What happens when you navigate to a URL?

I’ve been hearing this question a lot lately, and when I do, it reminds me how much I don’t know. Here are some questions this question brings to mind.

  1. How does a keyboard work? Why can’t you press an arbitrary combination of three keys at once, except on fancy gaming keyboards? That implies something about how key presses are detected/encoded.
  2. How are keys debounced? Is there some analog logic, or is there a microcontroller in the keyboard that does this, or what? How do membrane switches work?
  3. How is the OS notified of the keypress? I could probably answer this for a 286, but nowadays it’s somehow done through x2APIC, right? How does that work?
  4. Also, USB, PS/2, and AT keyboards are different, somehow? How does USB work? And what about laptop keyboards? Is that just a USB connection?
  5. How does a USB connector work? You have this connection that can handle 10Gb/s. That surely won’t work if there’s any gap at all between the physical doodads that are being connected. How do people design connectors that can withstand tens of thousands of insertions and still maintain their tolerances?
  6. How does the OS tell the program something happened? How does it know which program to talk to?
  7. How does the browser know to try to load a webpage? I guess it sees an “http://” or just assumes that anything with no prefix is a URL?
  8. Assume we don’t have the webpage cached, so we have to do DNS queries and stuff.
  9. How does DNS work? How does DNS caching work? Let’s assume it isn’t cached at anywhere nearby and we have to go find some far away DNS server.
  10. TCP? We establish a connection? Do we do that for DNS or does it have to be UDP?
  11. How does the OS decide if an outgoing connection should be allowed? What if there’s a software firewall? How does that work?

+++++

* **Short problem 1**
In the records, update everything from the line containing "radio-option-description[interactable]: Description —" down to the line containing "radio-group-label: Go to — [29, 238, 61, 253]" by replacing "address-bar" with "location-bar" and leaving the rest unchanged. Return only those lines.

+++++

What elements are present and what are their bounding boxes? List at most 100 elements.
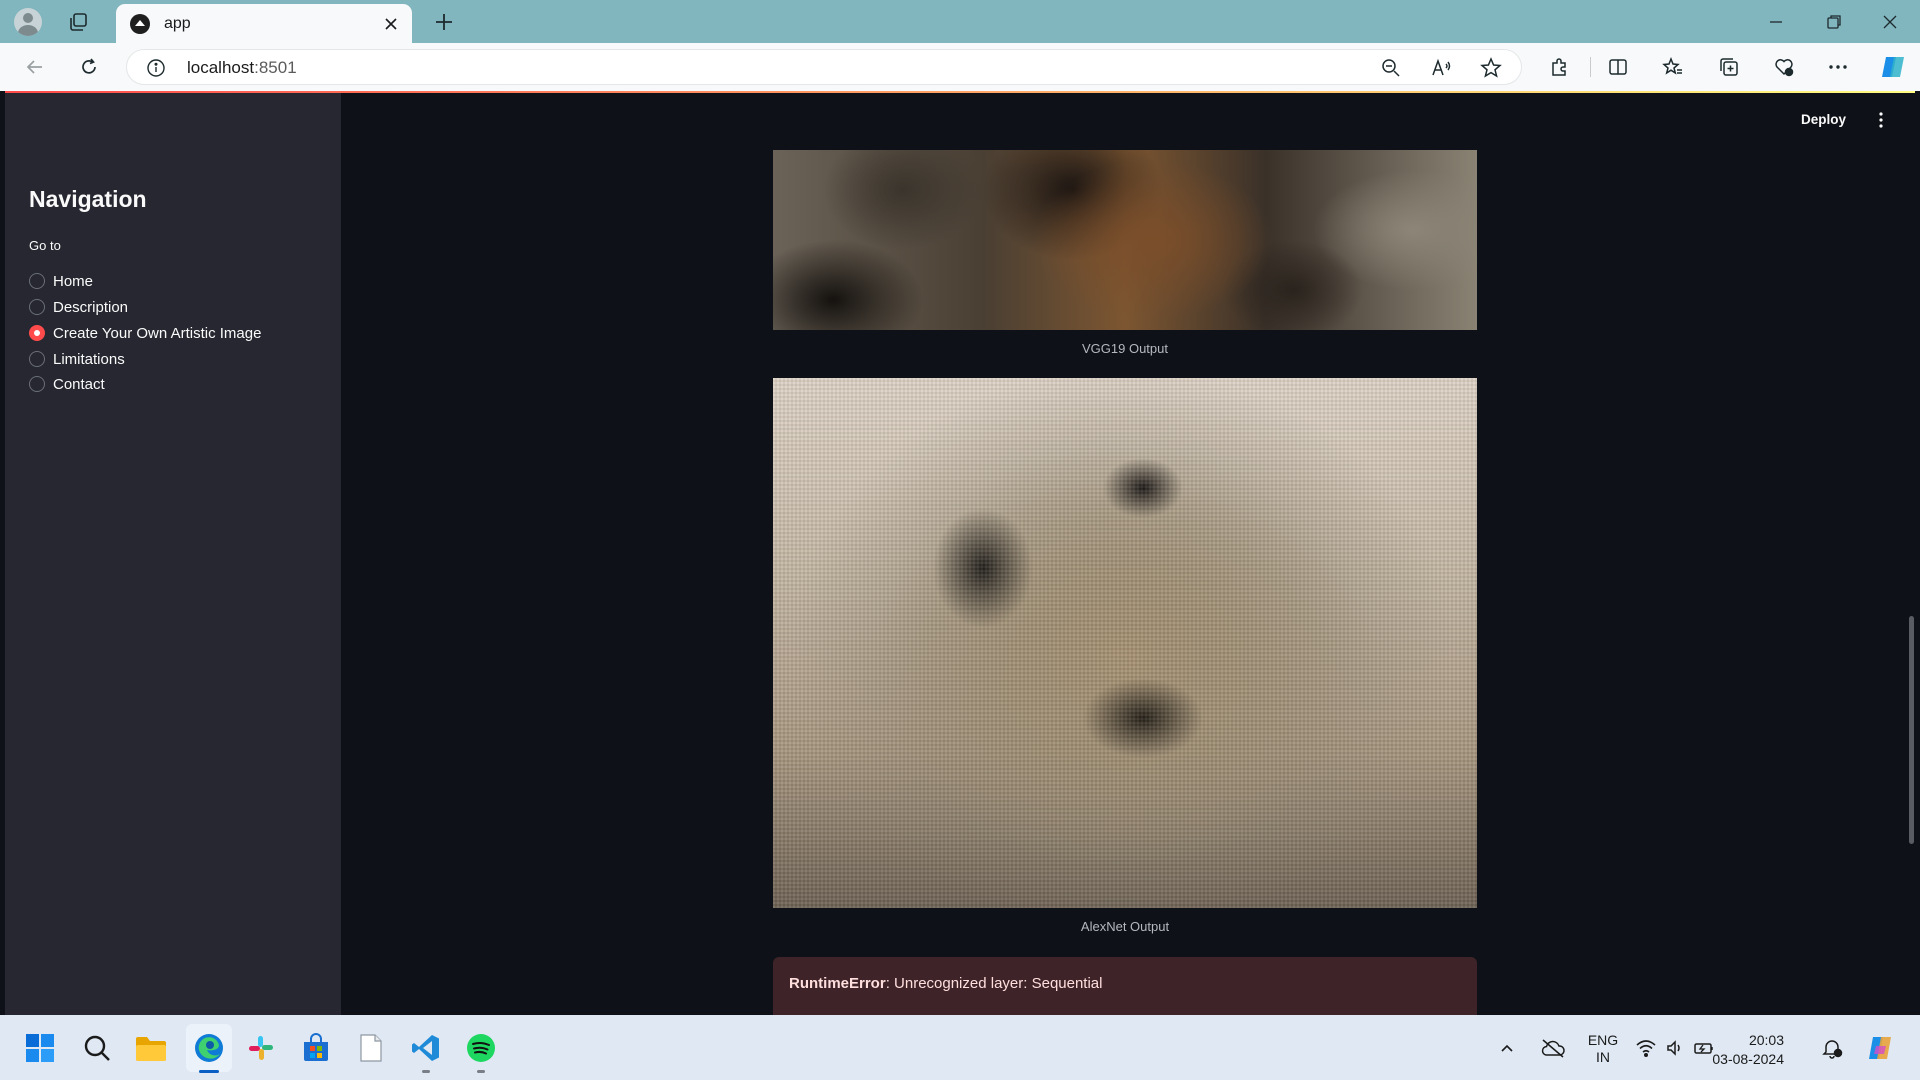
radio-option-description[interactable]: Description — [29, 295, 128, 319]
reload-icon — [82, 58, 96, 74]
extensions-button[interactable] — [1543, 51, 1575, 83]
address-bar[interactable]: localhost:8501 — [126, 49, 1522, 85]
language-indicator[interactable]: ENG IN — [1586, 1032, 1620, 1066]
read-aloud-icon[interactable] — [1429, 56, 1455, 82]
blank-document-icon — [360, 1034, 382, 1062]
radio-group-label: Go to — [29, 238, 61, 253]
spotify-button[interactable] — [462, 1029, 500, 1073]
radio-circle-icon[interactable] — [29, 376, 45, 392]
clock[interactable]: 20:03 03-08-2024 — [1712, 1031, 1784, 1069]
volume-icon — [1667, 1040, 1680, 1056]
vgg19-output-image — [773, 150, 1477, 330]
zoom-out-icon[interactable] — [1379, 56, 1405, 82]
chevron-up-icon — [1501, 1044, 1513, 1052]
radio-option-limitations[interactable]: Limitations — [29, 347, 125, 371]
radio-option-label: Home — [53, 272, 94, 290]
notepad-button[interactable] — [352, 1029, 390, 1067]
minimize-icon — [1770, 21, 1782, 23]
error-type: RuntimeError — [789, 975, 886, 992]
microsoft-store-button[interactable] — [297, 1029, 335, 1067]
slack-button[interactable] — [242, 1029, 280, 1067]
show-hidden-icons-button[interactable] — [1494, 1029, 1520, 1067]
url-port: :8501 — [254, 58, 297, 77]
ellipsis-icon — [1829, 65, 1847, 69]
running-indicator — [199, 1070, 219, 1073]
edge-browser-button[interactable] — [190, 1029, 228, 1073]
tab-close-button[interactable] — [380, 13, 402, 35]
favorites-button[interactable] — [1657, 51, 1689, 83]
sidebar-title: Navigation — [29, 186, 147, 212]
header-decoration-bar — [5, 91, 1915, 93]
arrow-left-icon — [26, 60, 42, 74]
browser-tab-bar: app — [0, 0, 1920, 43]
radio-selected-icon[interactable] — [29, 325, 45, 341]
radio-option-contact[interactable]: Contact — [29, 372, 105, 396]
heart-pulse-icon — [1775, 59, 1794, 77]
radio-option-create-artistic-image[interactable]: Create Your Own Artistic Image — [29, 321, 261, 345]
error-message: RuntimeError: Unrecognized layer: Sequen… — [789, 975, 1102, 992]
copilot-taskbar-button[interactable] — [1860, 1029, 1900, 1067]
favorites-list-icon — [1662, 56, 1682, 75]
new-tab-button[interactable] — [428, 6, 460, 38]
bell-do-not-disturb-icon — [1822, 1040, 1843, 1059]
tab-title: app — [164, 14, 191, 32]
image-caption: VGG19 Output — [1082, 341, 1168, 356]
taskbar-search-button[interactable] — [78, 1029, 116, 1067]
collections-icon — [1720, 58, 1738, 76]
reload-button[interactable] — [72, 51, 106, 83]
back-button[interactable] — [18, 51, 52, 83]
error-alert: RuntimeError: Unrecognized layer: Sequen… — [773, 957, 1477, 1015]
language-code: ENG — [1587, 1032, 1619, 1048]
browser-essentials-button[interactable] — [1768, 51, 1800, 83]
radio-circle-icon[interactable] — [29, 273, 45, 289]
url-text: localhost:8501 — [187, 58, 297, 78]
plus-icon — [436, 14, 452, 30]
tab-app[interactable]: app — [116, 4, 412, 43]
collections-button[interactable] — [1713, 51, 1745, 83]
radio-circle-icon[interactable] — [29, 299, 45, 315]
clock-date: 03-08-2024 — [1712, 1051, 1784, 1067]
main-menu-button[interactable] — [1871, 108, 1891, 132]
close-icon — [385, 18, 397, 30]
window-restore-button[interactable] — [1816, 6, 1852, 38]
cloud-offline-icon — [1541, 1039, 1565, 1058]
error-detail: : Unrecognized layer: Sequential — [885, 975, 1103, 992]
restore-icon — [1827, 15, 1841, 29]
window-close-button[interactable] — [1872, 6, 1908, 38]
deploy-button[interactable]: Deploy — [1801, 112, 1846, 127]
workspaces-button[interactable] — [62, 6, 94, 38]
copilot-icon — [1869, 1037, 1891, 1059]
scrollbar-thumb[interactable] — [1909, 616, 1914, 844]
avatar-icon — [14, 8, 42, 36]
file-explorer-button[interactable] — [132, 1029, 170, 1067]
settings-more-button[interactable] — [1822, 51, 1854, 83]
alexnet-output-image — [773, 378, 1477, 908]
radio-option-label: Limitations — [53, 350, 125, 368]
store-bag-icon — [304, 1033, 328, 1061]
radio-option-label: Description — [53, 298, 129, 316]
profile-avatar[interactable] — [12, 6, 44, 38]
notifications-button[interactable] — [1817, 1029, 1847, 1067]
start-button[interactable] — [21, 1029, 59, 1067]
copilot-icon — [1882, 57, 1904, 77]
region-code: IN — [1596, 1049, 1610, 1065]
radio-option-label: Contact — [53, 375, 105, 393]
copilot-button[interactable] — [1876, 50, 1910, 84]
vscode-button[interactable] — [407, 1029, 445, 1073]
site-info-icon[interactable] — [145, 57, 167, 79]
folder-icon — [136, 1037, 166, 1061]
sidebar: Navigation Go to Home Description Create… — [5, 91, 341, 1015]
kebab-menu-icon — [1879, 112, 1883, 128]
spotify-icon — [467, 1034, 495, 1062]
radio-circle-icon[interactable] — [29, 351, 45, 367]
add-favorite-star-icon[interactable] — [1479, 56, 1505, 82]
window-minimize-button[interactable] — [1758, 6, 1794, 38]
split-screen-icon — [1609, 59, 1627, 75]
running-indicator — [422, 1070, 430, 1073]
radio-option-home[interactable]: Home — [29, 269, 93, 293]
running-indicator — [477, 1070, 485, 1073]
split-screen-button[interactable] — [1602, 51, 1634, 83]
slack-icon — [249, 1036, 273, 1060]
onedrive-button[interactable] — [1536, 1029, 1570, 1067]
puzzle-icon — [1552, 58, 1566, 76]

+++++

* **Short problem 2**
Carry the text on what happens when you navigate to a URL further, picking up after its last numbered question.

* **Written response 1**
radio-option-description[interactable]: Description — [29, 295, 128, 319]
reload-icon — [82, 58, 96, 74]
extensions-button[interactable] — [1543, 51, 1575, 83]
location-bar[interactable]: localhost:8501 — [126, 49, 1522, 85]
language-indicator[interactable]: ENG IN — [1586, 1032, 1620, 1066]
read-aloud-icon[interactable] — [1429, 56, 1455, 82]
blank-document-icon — [360, 1034, 382, 1062]
radio-group-label: Go to — [29, 238, 61, 253]

* **Written response 2**
  12. For TCP, without TLS/SSL, we can just do slow-start followed by some standard congestion protocol, right? Is there some deeper complexity there?
  13. One level down, how does a network card work?
  14. For what matter, how does the network card know what to do? Is there a memory region we write to that the network card can see or does it just monitor bus transactions directly?
  15. Ok, say there’s a memory region. How does that work? How do we write memory?
  16. Some things happen in the CPU/SoC! This is one of the few areas where I know something, so, I’ll skip over that. A signal eventually comes out on some pins. What’s that signal? Nowadays, people use DDR3, but we didn’t always use that protocol. Presumably DDR3 lets us go faster than DDR2, which was faster than DDR, and so on, but why?
  17. And then the signal eventually goes into a DRAM module. As with the CPU, I’m going to mostly ignore what’s going on inside, but I’m curious if DRAM modules still either trench capacitors or stacked capacitors, or has this technology moved on?
  18. Going back to our network card, what happens when the signal goes out on the wire? Why do you need a cat5 and not a cat3 cable for 100Mb Ethernet? Is that purely a signal integrity thing or do the cables actually have different wiring?
  19. One level below that the wires are surely long enough that they can act like transmission lines / waveguides. How is termination handled? Is twisted pair sufficient to prevent inductive coupling or is there more fancy stuff going on?
  20. Say we have a local Ethernet connection to a cable modem. How do cable modems work? Isn’t cable somehow multiplexed between different customers? How is it possible to get so much bandwidth through a single coax cable?
  21. Going back up a level, the cable connection eventually gets to the ISP. How does the ISP know where to route things? How does internet routing work? Some bits in the header decide the route? How do routing tables get adjusted?
  22. Also, the DNS stuff is anycast, right? How is that different from routing “normal” traffic? Ditto for anything served from a Cloudflare CDN. What do they need to do to prevent route flapping and other badness?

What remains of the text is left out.